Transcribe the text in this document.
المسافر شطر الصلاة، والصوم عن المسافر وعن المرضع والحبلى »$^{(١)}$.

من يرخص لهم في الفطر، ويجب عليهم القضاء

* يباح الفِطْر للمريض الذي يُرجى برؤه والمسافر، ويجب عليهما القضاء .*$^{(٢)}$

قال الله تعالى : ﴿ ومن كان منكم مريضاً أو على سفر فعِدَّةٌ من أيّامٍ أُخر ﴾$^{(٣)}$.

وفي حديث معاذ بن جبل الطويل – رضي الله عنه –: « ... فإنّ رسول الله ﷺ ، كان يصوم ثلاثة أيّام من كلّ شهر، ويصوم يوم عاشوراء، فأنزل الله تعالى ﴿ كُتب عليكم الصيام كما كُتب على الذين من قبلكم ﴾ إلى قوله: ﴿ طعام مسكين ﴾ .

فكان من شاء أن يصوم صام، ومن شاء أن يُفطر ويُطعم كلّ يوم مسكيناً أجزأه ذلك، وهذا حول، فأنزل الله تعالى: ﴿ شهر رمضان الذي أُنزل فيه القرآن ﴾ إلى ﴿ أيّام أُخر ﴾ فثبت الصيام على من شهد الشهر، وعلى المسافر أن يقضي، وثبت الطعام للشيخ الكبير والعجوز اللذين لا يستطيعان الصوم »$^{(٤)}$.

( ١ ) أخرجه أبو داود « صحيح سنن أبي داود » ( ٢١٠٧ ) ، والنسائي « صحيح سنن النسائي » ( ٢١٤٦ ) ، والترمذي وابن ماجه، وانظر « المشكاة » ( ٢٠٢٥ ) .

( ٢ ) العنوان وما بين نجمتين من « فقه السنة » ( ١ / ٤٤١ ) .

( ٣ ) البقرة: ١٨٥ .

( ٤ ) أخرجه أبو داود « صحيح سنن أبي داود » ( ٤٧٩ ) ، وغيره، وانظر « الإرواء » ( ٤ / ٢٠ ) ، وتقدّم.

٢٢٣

------------------------------

What to do:
Find and copy each line above that includes the string "صحيح".

Complete output:
( ١ ) أخرجه أبو داود « صحيح سنن أبي داود » ( ٢١٠٧ ) ، والنسائي « صحيح سنن النسائي » ( ٢١٤٦ ) ، والترمذي وابن ماجه، وانظر « المشكاة » ( ٢٠٢٥ ) .
( ٤ ) أخرجه أبو داود « صحيح سنن أبي داود » ( ٤٧٩ ) ، وغيره، وانظر « الإرواء » ( ٤ / ٢٠ ) ، وتقدّم.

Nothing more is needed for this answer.